> What the task requires:
Please output every one of these lines word for word, omitting the pictures.

[Annotated region listings]
** start **

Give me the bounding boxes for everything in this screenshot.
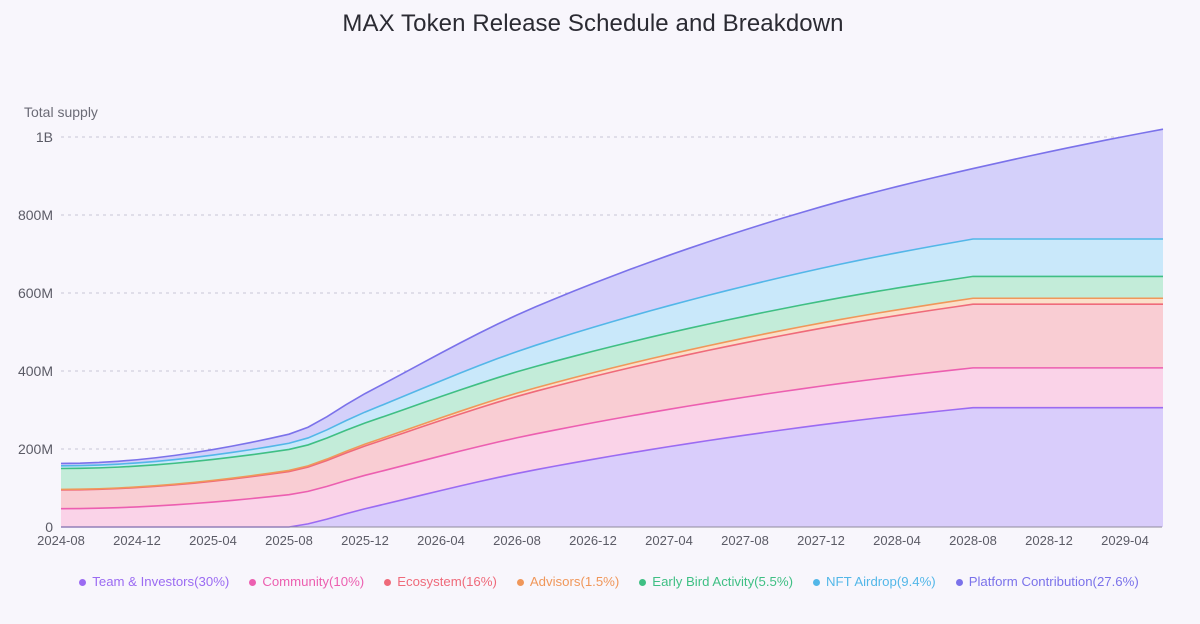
svg-text:2026-04: 2026-04 <box>417 533 465 548</box>
svg-text:2028-08: 2028-08 <box>949 533 997 548</box>
svg-text:2024-12: 2024-12 <box>113 533 161 548</box>
svg-text:2025-04: 2025-04 <box>189 533 237 548</box>
svg-text:2024-08: 2024-08 <box>37 533 85 548</box>
svg-text:2028-04: 2028-04 <box>873 533 921 548</box>
svg-text:2025-12: 2025-12 <box>341 533 389 548</box>
svg-text:2026-08: 2026-08 <box>493 533 541 548</box>
svg-text:2026-12: 2026-12 <box>569 533 617 548</box>
svg-text:2028-12: 2028-12 <box>1025 533 1073 548</box>
svg-text:2029-04: 2029-04 <box>1101 533 1149 548</box>
svg-text:2027-08: 2027-08 <box>721 533 769 548</box>
svg-text:400M: 400M <box>18 363 53 379</box>
svg-text:2027-12: 2027-12 <box>797 533 845 548</box>
svg-text:800M: 800M <box>18 207 53 223</box>
svg-text:2025-08: 2025-08 <box>265 533 313 548</box>
svg-text:1B: 1B <box>36 129 53 145</box>
svg-text:200M: 200M <box>18 441 53 457</box>
svg-text:600M: 600M <box>18 285 53 301</box>
svg-text:2027-04: 2027-04 <box>645 533 693 548</box>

** end **

> Correct result:
Give me the bounding boxes for everything in this screenshot.
svg-text:2026-04: 2026-04 <box>417 533 465 548</box>
svg-text:2028-08: 2028-08 <box>949 533 997 548</box>
svg-text:2024-12: 2024-12 <box>113 533 161 548</box>
svg-text:2025-04: 2025-04 <box>189 533 237 548</box>
svg-text:2024-08: 2024-08 <box>37 533 85 548</box>
svg-text:2028-04: 2028-04 <box>873 533 921 548</box>
svg-text:2025-12: 2025-12 <box>341 533 389 548</box>
svg-text:2026-08: 2026-08 <box>493 533 541 548</box>
svg-text:2026-12: 2026-12 <box>569 533 617 548</box>
svg-text:2028-12: 2028-12 <box>1025 533 1073 548</box>
svg-text:2029-04: 2029-04 <box>1101 533 1149 548</box>
svg-text:2027-08: 2027-08 <box>721 533 769 548</box>
svg-text:400M: 400M <box>18 363 53 379</box>
svg-text:2027-12: 2027-12 <box>797 533 845 548</box>
svg-text:800M: 800M <box>18 207 53 223</box>
svg-text:2025-08: 2025-08 <box>265 533 313 548</box>
svg-text:1B: 1B <box>36 129 53 145</box>
svg-text:200M: 200M <box>18 441 53 457</box>
svg-text:600M: 600M <box>18 285 53 301</box>
svg-text:2027-04: 2027-04 <box>645 533 693 548</box>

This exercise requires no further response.